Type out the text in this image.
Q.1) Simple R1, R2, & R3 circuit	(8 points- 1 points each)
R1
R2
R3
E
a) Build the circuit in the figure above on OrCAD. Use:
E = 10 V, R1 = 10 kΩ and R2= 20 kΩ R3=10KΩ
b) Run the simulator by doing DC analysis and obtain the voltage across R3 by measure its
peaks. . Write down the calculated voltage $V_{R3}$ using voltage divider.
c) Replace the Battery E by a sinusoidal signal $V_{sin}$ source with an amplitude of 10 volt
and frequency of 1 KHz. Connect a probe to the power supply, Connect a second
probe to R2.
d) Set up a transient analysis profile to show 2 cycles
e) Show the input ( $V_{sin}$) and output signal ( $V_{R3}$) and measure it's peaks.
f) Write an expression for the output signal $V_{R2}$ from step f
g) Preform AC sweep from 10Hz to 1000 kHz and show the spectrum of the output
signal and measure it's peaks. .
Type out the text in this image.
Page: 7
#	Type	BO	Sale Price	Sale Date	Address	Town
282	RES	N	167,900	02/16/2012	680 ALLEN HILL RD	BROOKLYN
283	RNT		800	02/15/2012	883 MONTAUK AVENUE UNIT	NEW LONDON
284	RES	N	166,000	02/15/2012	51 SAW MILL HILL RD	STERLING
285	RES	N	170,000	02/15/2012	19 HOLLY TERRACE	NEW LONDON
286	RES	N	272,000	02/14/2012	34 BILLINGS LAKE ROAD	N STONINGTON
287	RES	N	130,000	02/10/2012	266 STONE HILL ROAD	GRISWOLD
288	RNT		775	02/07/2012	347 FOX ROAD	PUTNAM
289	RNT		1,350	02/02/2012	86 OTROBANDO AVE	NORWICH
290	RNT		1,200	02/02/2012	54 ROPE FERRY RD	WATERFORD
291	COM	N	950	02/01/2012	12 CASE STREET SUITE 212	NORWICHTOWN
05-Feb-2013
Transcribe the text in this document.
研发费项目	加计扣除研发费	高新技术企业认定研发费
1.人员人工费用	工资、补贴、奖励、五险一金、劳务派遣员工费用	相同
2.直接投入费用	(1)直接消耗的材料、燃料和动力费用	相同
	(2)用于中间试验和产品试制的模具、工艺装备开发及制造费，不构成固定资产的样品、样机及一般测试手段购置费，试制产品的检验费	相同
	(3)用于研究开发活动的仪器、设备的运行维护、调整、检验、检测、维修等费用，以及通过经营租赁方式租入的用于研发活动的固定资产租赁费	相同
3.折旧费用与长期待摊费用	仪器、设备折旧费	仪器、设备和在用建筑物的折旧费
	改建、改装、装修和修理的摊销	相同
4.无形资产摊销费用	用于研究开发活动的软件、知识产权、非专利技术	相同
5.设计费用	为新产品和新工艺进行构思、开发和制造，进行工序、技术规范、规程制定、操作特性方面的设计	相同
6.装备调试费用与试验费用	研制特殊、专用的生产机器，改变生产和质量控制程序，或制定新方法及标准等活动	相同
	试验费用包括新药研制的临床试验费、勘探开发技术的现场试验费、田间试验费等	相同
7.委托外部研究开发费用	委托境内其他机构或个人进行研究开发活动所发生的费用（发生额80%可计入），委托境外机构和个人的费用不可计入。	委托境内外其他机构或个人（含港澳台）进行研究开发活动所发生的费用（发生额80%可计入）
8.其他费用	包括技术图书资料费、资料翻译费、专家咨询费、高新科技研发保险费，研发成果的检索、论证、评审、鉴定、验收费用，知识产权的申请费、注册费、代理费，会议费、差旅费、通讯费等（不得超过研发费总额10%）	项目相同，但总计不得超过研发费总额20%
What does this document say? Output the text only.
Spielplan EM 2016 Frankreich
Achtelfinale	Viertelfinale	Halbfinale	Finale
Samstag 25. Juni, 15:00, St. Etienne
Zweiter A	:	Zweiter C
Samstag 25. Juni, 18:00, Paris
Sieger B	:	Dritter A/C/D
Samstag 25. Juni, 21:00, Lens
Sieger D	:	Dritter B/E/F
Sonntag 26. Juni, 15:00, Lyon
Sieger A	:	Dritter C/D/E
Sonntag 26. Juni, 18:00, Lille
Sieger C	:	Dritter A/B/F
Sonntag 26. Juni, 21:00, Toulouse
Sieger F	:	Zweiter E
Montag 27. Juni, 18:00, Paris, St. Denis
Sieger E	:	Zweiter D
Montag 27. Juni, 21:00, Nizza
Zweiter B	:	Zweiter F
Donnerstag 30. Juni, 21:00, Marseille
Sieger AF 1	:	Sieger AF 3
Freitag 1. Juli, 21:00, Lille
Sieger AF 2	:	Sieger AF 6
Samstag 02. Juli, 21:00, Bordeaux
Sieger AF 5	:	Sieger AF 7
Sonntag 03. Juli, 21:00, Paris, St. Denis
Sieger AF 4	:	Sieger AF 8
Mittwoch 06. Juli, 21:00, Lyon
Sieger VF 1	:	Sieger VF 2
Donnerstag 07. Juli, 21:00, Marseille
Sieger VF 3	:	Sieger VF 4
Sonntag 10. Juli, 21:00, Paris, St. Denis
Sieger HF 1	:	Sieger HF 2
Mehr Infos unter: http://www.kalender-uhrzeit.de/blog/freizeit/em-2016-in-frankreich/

----

> REQUIRED TASK: Give the lines exactly as they stand, from the line with "What does this" through the end of the material.

> RESULT:
What does this document say? Output the text only.
Spielplan EM 2016 Frankreich
Achtelfinale	Viertelfinale	Halbfinale	Finale
Samstag 25. Juni, 15:00, St. Etienne
Zweiter A	:	Zweiter C
Samstag 25. Juni, 18:00, Paris
Sieger B	:	Dritter A/C/D
Samstag 25. Juni, 21:00, Lens
Sieger D	:	Dritter B/E/F
Sonntag 26. Juni, 15:00, Lyon
Sieger A	:	Dritter C/D/E
Sonntag 26. Juni, 18:00, Lille
Sieger C	:	Dritter A/B/F
Sonntag 26. Juni, 21:00, Toulouse
Sieger F	:	Zweiter E
Montag 27. Juni, 18:00, Paris, St. Denis
Sieger E	:	Zweiter D
Montag 27. Juni, 21:00, Nizza
Zweiter B	:	Zweiter F
Donnerstag 30. Juni, 21:00, Marseille
Sieger AF 1	:	Sieger AF 3
Freitag 1. Juli, 21:00, Lille
Sieger AF 2	:	Sieger AF 6
Samstag 02. Juli, 21:00, Bordeaux
Sieger AF 5	:	Sieger AF 7
Sonntag 03. Juli, 21:00, Paris, St. Denis
Sieger AF 4	:	Sieger AF 8
Mittwoch 06. Juli, 21:00, Lyon
Sieger VF 1	:	Sieger VF 2
Donnerstag 07. Juli, 21:00, Marseille
Sieger VF 3	:	Sieger VF 4
Sonntag 10. Juli, 21:00, Paris, St. Denis
Sieger HF 1	:	Sieger HF 2
Mehr Infos unter: http://www.kalender-uhrzeit.de/blog/freizeit/em-2016-in-frankreich/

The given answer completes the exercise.